→ Materials provided:
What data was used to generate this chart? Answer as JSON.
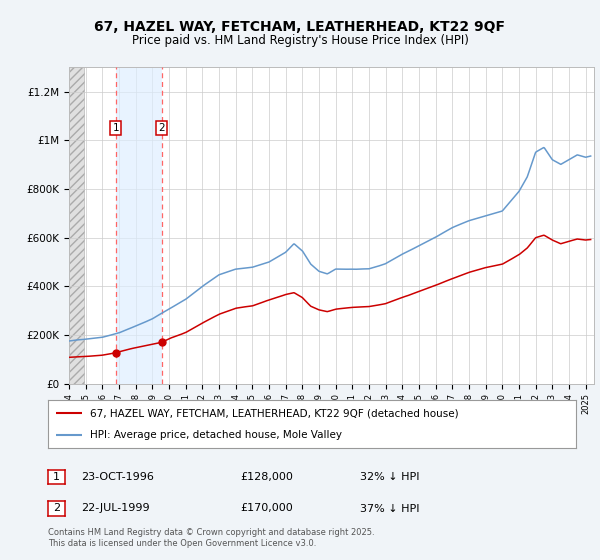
{
  "title_line1": "67, HAZEL WAY, FETCHAM, LEATHERHEAD, KT22 9QF",
  "title_line2": "Price paid vs. HM Land Registry's House Price Index (HPI)",
  "ylabel_ticks": [
    "£0",
    "£200K",
    "£400K",
    "£600K",
    "£800K",
    "£1M",
    "£1.2M"
  ],
  "ylim": [
    0,
    1300000
  ],
  "xlim_start": 1994.0,
  "xlim_end": 2025.5,
  "sale1_date": 1996.81,
  "sale2_date": 1999.55,
  "sale1_price": 128000,
  "sale2_price": 170000,
  "legend_red": "67, HAZEL WAY, FETCHAM, LEATHERHEAD, KT22 9QF (detached house)",
  "legend_blue": "HPI: Average price, detached house, Mole Valley",
  "table_row1": [
    "1",
    "23-OCT-1996",
    "£128,000",
    "32% ↓ HPI"
  ],
  "table_row2": [
    "2",
    "22-JUL-1999",
    "£170,000",
    "37% ↓ HPI"
  ],
  "footer": "Contains HM Land Registry data © Crown copyright and database right 2025.\nThis data is licensed under the Open Government Licence v3.0.",
  "bg_color": "#f0f4f8",
  "plot_bg": "#ffffff",
  "red_color": "#cc0000",
  "blue_color": "#6699cc",
  "hatch_color": "#cccccc",
  "hpi_keypoints": [
    [
      1994.0,
      175000
    ],
    [
      1995.0,
      183000
    ],
    [
      1996.0,
      192000
    ],
    [
      1997.0,
      210000
    ],
    [
      1998.0,
      238000
    ],
    [
      1999.0,
      268000
    ],
    [
      2000.0,
      308000
    ],
    [
      2001.0,
      348000
    ],
    [
      2002.0,
      400000
    ],
    [
      2003.0,
      448000
    ],
    [
      2004.0,
      470000
    ],
    [
      2005.0,
      478000
    ],
    [
      2006.0,
      500000
    ],
    [
      2007.0,
      540000
    ],
    [
      2007.5,
      575000
    ],
    [
      2008.0,
      545000
    ],
    [
      2008.5,
      490000
    ],
    [
      2009.0,
      460000
    ],
    [
      2009.5,
      450000
    ],
    [
      2010.0,
      470000
    ],
    [
      2011.0,
      468000
    ],
    [
      2012.0,
      470000
    ],
    [
      2013.0,
      490000
    ],
    [
      2014.0,
      530000
    ],
    [
      2015.0,
      565000
    ],
    [
      2016.0,
      600000
    ],
    [
      2017.0,
      640000
    ],
    [
      2018.0,
      670000
    ],
    [
      2019.0,
      690000
    ],
    [
      2020.0,
      710000
    ],
    [
      2021.0,
      790000
    ],
    [
      2021.5,
      850000
    ],
    [
      2022.0,
      950000
    ],
    [
      2022.5,
      970000
    ],
    [
      2023.0,
      920000
    ],
    [
      2023.5,
      900000
    ],
    [
      2024.0,
      920000
    ],
    [
      2024.5,
      940000
    ],
    [
      2025.0,
      930000
    ],
    [
      2025.3,
      935000
    ]
  ],
  "red_keypoints": [
    [
      1994.0,
      108000
    ],
    [
      1994.5,
      110000
    ],
    [
      1995.0,
      112000
    ],
    [
      1996.0,
      118000
    ],
    [
      1996.81,
      128000
    ],
    [
      1997.5,
      140000
    ],
    [
      1998.0,
      148000
    ],
    [
      1998.5,
      155000
    ],
    [
      1999.0,
      162000
    ],
    [
      1999.55,
      170000
    ],
    [
      2000.0,
      185000
    ],
    [
      2001.0,
      210000
    ],
    [
      2002.0,
      248000
    ],
    [
      2003.0,
      285000
    ],
    [
      2004.0,
      310000
    ],
    [
      2005.0,
      320000
    ],
    [
      2006.0,
      345000
    ],
    [
      2007.0,
      368000
    ],
    [
      2007.5,
      375000
    ],
    [
      2008.0,
      355000
    ],
    [
      2008.5,
      320000
    ],
    [
      2009.0,
      305000
    ],
    [
      2009.5,
      298000
    ],
    [
      2010.0,
      308000
    ],
    [
      2011.0,
      315000
    ],
    [
      2012.0,
      318000
    ],
    [
      2013.0,
      330000
    ],
    [
      2014.0,
      355000
    ],
    [
      2015.0,
      380000
    ],
    [
      2016.0,
      405000
    ],
    [
      2017.0,
      432000
    ],
    [
      2018.0,
      458000
    ],
    [
      2019.0,
      478000
    ],
    [
      2020.0,
      492000
    ],
    [
      2021.0,
      530000
    ],
    [
      2021.5,
      558000
    ],
    [
      2022.0,
      600000
    ],
    [
      2022.5,
      610000
    ],
    [
      2023.0,
      590000
    ],
    [
      2023.5,
      575000
    ],
    [
      2024.0,
      585000
    ],
    [
      2024.5,
      595000
    ],
    [
      2025.0,
      590000
    ],
    [
      2025.3,
      592000
    ]
  ]
}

→ Work to be completed: Without the pictures, restate each entry exactly.

→ Output for this exercise:
What data was used to generate this chart? Answer as JSON.
{
  "title_line1": "67, HAZEL WAY, FETCHAM, LEATHERHEAD, KT22 9QF",
  "title_line2": "Price paid vs. HM Land Registry's House Price Index (HPI)",
  "ylabel_ticks": [
    "£0",
    "£200K",
    "£400K",
    "£600K",
    "£800K",
    "£1M",
    "£1.2M"
  ],
  "ylim": [
    0,
    1300000
  ],
  "xlim_start": 1994.0,
  "xlim_end": 2025.5,
  "sale1_date": 1996.81,
  "sale2_date": 1999.55,
  "sale1_price": 128000,
  "sale2_price": 170000,
  "legend_red": "67, HAZEL WAY, FETCHAM, LEATHERHEAD, KT22 9QF (detached house)",
  "legend_blue": "HPI: Average price, detached house, Mole Valley",
  "table_row1": [
    "1",
    "23-OCT-1996",
    "£128,000",
    "32% ↓ HPI"
  ],
  "table_row2": [
    "2",
    "22-JUL-1999",
    "£170,000",
    "37% ↓ HPI"
  ],
  "footer": "Contains HM Land Registry data © Crown copyright and database right 2025.\nThis data is licensed under the Open Government Licence v3.0.",
  "bg_color": "#f0f4f8",
  "plot_bg": "#ffffff",
  "red_color": "#cc0000",
  "blue_color": "#6699cc",
  "hatch_color": "#cccccc",
  "hpi_keypoints": [
    [
      1994.0,
      175000
    ],
    [
      1995.0,
      183000
    ],
    [
      1996.0,
      192000
    ],
    [
      1997.0,
      210000
    ],
    [
      1998.0,
      238000
    ],
    [
      1999.0,
      268000
    ],
    [
      2000.0,
      308000
    ],
    [
      2001.0,
      348000
    ],
    [
      2002.0,
      400000
    ],
    [
      2003.0,
      448000
    ],
    [
      2004.0,
      470000
    ],
    [
      2005.0,
      478000
    ],
    [
      2006.0,
      500000
    ],
    [
      2007.0,
      540000
    ],
    [
      2007.5,
      575000
    ],
    [
      2008.0,
      545000
    ],
    [
      2008.5,
      490000
    ],
    [
      2009.0,
      460000
    ],
    [
      2009.5,
      450000
    ],
    [
      2010.0,
      470000
    ],
    [
      2011.0,
      468000
    ],
    [
      2012.0,
      470000
    ],
    [
      2013.0,
      490000
    ],
    [
      2014.0,
      530000
    ],
    [
      2015.0,
      565000
    ],
    [
      2016.0,
      600000
    ],
    [
      2017.0,
      640000
    ],
    [
      2018.0,
      670000
    ],
    [
      2019.0,
      690000
    ],
    [
      2020.0,
      710000
    ],
    [
      2021.0,
      790000
    ],
    [
      2021.5,
      850000
    ],
    [
      2022.0,
      950000
    ],
    [
      2022.5,
      970000
    ],
    [
      2023.0,
      920000
    ],
    [
      2023.5,
      900000
    ],
    [
      2024.0,
      920000
    ],
    [
      2024.5,
      940000
    ],
    [
      2025.0,
      930000
    ],
    [
      2025.3,
      935000
    ]
  ],
  "red_keypoints": [
    [
      1994.0,
      108000
    ],
    [
      1994.5,
      110000
    ],
    [
      1995.0,
      112000
    ],
    [
      1996.0,
      118000
    ],
    [
      1996.81,
      128000
    ],
    [
      1997.5,
      140000
    ],
    [
      1998.0,
      148000
    ],
    [
      1998.5,
      155000
    ],
    [
      1999.0,
      162000
    ],
    [
      1999.55,
      170000
    ],
    [
      2000.0,
      185000
    ],
    [
      2001.0,
      210000
    ],
    [
      2002.0,
      248000
    ],
    [
      2003.0,
      285000
    ],
    [
      2004.0,
      310000
    ],
    [
      2005.0,
      320000
    ],
    [
      2006.0,
      345000
    ],
    [
      2007.0,
      368000
    ],
    [
      2007.5,
      375000
    ],
    [
      2008.0,
      355000
    ],
    [
      2008.5,
      320000
    ],
    [
      2009.0,
      305000
    ],
    [
      2009.5,
      298000
    ],
    [
      2010.0,
      308000
    ],
    [
      2011.0,
      315000
    ],
    [
      2012.0,
      318000
    ],
    [
      2013.0,
      330000
    ],
    [
      2014.0,
      355000
    ],
    [
      2015.0,
      380000
    ],
    [
      2016.0,
      405000
    ],
    [
      2017.0,
      432000
    ],
    [
      2018.0,
      458000
    ],
    [
      2019.0,
      478000
    ],
    [
      2020.0,
      492000
    ],
    [
      2021.0,
      530000
    ],
    [
      2021.5,
      558000
    ],
    [
      2022.0,
      600000
    ],
    [
      2022.5,
      610000
    ],
    [
      2023.0,
      590000
    ],
    [
      2023.5,
      575000
    ],
    [
      2024.0,
      585000
    ],
    [
      2024.5,
      595000
    ],
    [
      2025.0,
      590000
    ],
    [
      2025.3,
      592000
    ]
  ]
}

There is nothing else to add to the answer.